Dataset records

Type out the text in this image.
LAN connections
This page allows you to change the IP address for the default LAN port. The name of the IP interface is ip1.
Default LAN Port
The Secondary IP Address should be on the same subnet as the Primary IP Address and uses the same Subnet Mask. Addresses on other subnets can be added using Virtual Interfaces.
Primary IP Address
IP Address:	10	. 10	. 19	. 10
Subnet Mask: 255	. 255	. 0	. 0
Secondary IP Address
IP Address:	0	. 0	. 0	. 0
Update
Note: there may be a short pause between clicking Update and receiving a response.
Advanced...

## TASK DESCRIPTION
Write out the material from the first line to the last, exactly.

## EXERCISE RESULT
Type out the text in this image.
LAN connections
This page allows you to change the IP address for the default LAN port. The name of the IP interface is ip1.
Default LAN Port
The Secondary IP Address should be on the same subnet as the Primary IP Address and uses the same Subnet Mask. Addresses on other subnets can be added using Virtual Interfaces.
Primary IP Address
IP Address:	10	. 10	. 19	. 10
Subnet Mask: 255	. 255	. 0	. 0
Secondary IP Address
IP Address:	0	. 0	. 0	. 0
Update
Note: there may be a short pause between clicking Update and receiving a response.
Advanced...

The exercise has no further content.